> _Stored data entries_
---+---

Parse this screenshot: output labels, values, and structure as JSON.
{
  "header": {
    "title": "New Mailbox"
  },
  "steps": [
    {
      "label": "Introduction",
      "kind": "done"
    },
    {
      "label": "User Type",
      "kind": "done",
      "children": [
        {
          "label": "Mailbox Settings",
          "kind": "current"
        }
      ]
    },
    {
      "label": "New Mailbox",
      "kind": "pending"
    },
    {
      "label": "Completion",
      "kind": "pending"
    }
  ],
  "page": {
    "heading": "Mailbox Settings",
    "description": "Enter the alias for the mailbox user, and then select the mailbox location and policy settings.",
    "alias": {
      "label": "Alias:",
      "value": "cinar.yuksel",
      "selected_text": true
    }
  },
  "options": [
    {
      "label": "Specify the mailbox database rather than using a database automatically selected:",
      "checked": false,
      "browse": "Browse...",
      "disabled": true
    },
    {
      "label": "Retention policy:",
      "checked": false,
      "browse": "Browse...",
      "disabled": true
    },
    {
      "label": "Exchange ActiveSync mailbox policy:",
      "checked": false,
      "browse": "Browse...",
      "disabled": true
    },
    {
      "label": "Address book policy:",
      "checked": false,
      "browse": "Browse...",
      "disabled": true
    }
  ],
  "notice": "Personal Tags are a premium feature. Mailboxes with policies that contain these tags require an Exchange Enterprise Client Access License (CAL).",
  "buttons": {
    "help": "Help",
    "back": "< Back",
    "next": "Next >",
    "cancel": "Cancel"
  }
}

---+---

From the entries above, collect every line with the string "Exchange" in it.

      "label": "Exchange ActiveSync mailbox policy:",
  "notice": "Personal Tags are a premium feature. Mailboxes with policies that contain these tags require an Exchange Enterprise Client Access License (CAL).",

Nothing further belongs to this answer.